━━━ Supplied records ━━━

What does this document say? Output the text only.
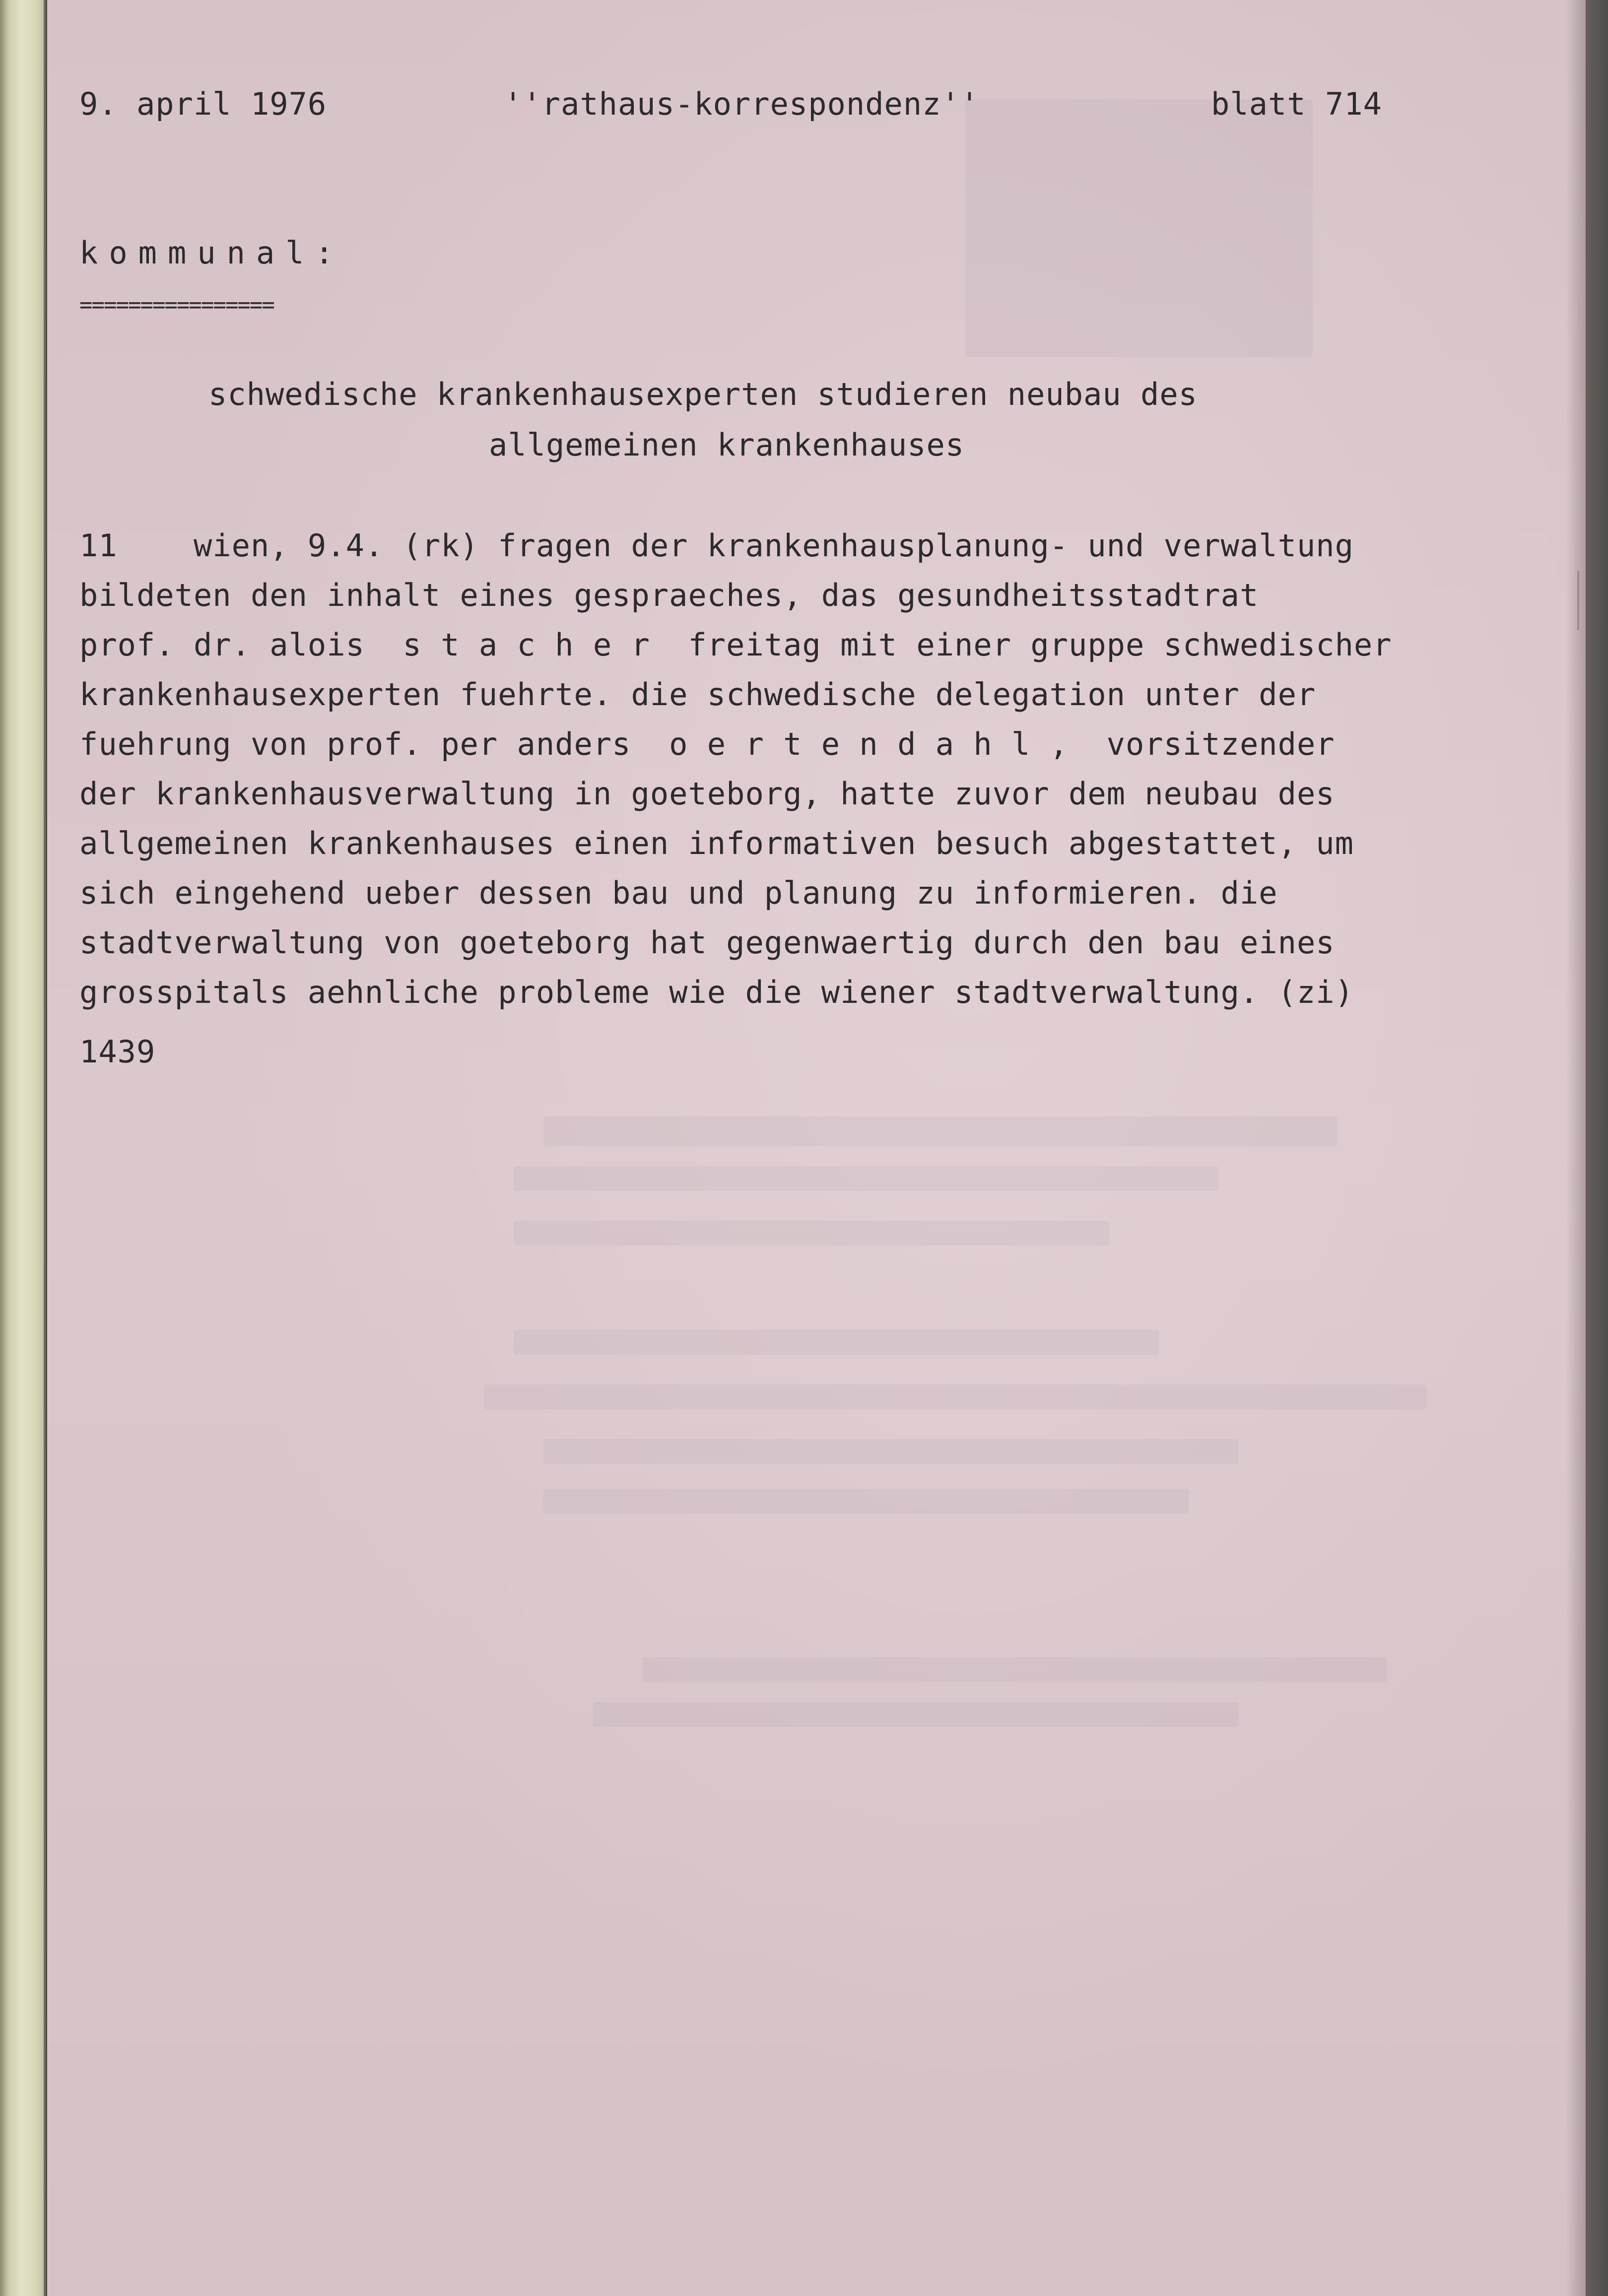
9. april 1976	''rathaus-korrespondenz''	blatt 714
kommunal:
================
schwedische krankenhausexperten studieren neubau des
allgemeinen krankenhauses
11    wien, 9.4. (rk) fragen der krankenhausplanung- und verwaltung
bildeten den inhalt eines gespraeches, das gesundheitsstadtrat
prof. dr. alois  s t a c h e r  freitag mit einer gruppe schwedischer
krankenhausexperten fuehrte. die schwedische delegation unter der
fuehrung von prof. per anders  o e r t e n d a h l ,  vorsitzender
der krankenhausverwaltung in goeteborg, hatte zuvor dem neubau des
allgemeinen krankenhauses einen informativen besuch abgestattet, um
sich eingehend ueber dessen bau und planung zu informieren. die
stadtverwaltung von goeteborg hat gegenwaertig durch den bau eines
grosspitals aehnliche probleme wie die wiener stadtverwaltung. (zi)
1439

━━━

**Directions:** Each line above is to be copied verbatim. Drop any image from the copy.

**Solution:**
What does this document say? Output the text only.
9. april 1976	''rathaus-korrespondenz''	blatt 714
kommunal:
================
schwedische krankenhausexperten studieren neubau des
allgemeinen krankenhauses
11    wien, 9.4. (rk) fragen der krankenhausplanung- und verwaltung
bildeten den inhalt eines gespraeches, das gesundheitsstadtrat
prof. dr. alois  s t a c h e r  freitag mit einer gruppe schwedischer
krankenhausexperten fuehrte. die schwedische delegation unter der
fuehrung von prof. per anders  o e r t e n d a h l ,  vorsitzender
der krankenhausverwaltung in goeteborg, hatte zuvor dem neubau des
allgemeinen krankenhauses einen informativen besuch abgestattet, um
sich eingehend ueber dessen bau und planung zu informieren. die
stadtverwaltung von goeteborg hat gegenwaertig durch den bau eines
grosspitals aehnliche probleme wie die wiener stadtverwaltung. (zi)
1439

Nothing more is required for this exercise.